Collection entries:
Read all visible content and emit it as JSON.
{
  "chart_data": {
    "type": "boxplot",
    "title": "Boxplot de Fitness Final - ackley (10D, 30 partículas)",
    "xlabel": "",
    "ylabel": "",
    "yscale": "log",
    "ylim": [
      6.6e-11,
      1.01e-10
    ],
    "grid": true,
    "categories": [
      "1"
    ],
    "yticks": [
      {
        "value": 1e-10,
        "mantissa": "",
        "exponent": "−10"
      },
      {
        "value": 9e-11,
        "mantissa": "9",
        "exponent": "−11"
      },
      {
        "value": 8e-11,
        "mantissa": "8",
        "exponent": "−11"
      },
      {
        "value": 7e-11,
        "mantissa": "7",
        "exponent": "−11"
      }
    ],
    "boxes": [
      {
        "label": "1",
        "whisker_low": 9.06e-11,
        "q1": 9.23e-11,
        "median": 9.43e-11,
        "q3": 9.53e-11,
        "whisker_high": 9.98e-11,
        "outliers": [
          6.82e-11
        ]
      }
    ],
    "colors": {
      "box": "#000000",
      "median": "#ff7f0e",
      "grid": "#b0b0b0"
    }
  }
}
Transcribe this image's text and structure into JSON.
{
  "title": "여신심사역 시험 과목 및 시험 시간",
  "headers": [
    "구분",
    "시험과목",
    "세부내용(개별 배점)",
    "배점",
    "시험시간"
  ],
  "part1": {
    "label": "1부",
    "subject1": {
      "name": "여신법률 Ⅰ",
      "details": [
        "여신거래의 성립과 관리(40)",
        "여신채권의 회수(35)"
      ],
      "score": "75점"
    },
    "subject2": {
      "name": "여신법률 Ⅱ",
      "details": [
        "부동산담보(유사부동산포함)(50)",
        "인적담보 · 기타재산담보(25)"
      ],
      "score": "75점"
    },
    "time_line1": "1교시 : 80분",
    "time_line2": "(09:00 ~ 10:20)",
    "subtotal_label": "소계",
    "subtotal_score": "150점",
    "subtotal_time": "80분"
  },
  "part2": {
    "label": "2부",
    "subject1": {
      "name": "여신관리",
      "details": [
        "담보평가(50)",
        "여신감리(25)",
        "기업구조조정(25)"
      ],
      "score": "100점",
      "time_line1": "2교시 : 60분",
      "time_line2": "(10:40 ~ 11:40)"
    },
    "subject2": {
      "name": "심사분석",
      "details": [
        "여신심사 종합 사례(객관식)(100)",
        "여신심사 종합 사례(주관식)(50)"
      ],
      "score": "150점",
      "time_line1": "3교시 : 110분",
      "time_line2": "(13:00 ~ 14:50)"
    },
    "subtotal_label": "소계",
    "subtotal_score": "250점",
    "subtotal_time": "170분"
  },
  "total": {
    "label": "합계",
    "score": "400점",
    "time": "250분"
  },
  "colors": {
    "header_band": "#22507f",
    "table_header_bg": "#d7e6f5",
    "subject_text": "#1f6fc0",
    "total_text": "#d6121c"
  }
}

PROBLEM DETAILS:
Copy every line of the listing containing the string "value".

OUTPUT OF THE EXERCISE:
        "value": 1e-10,
        "value": 9e-11,
        "value": 8e-11,
        "value": 7e-11,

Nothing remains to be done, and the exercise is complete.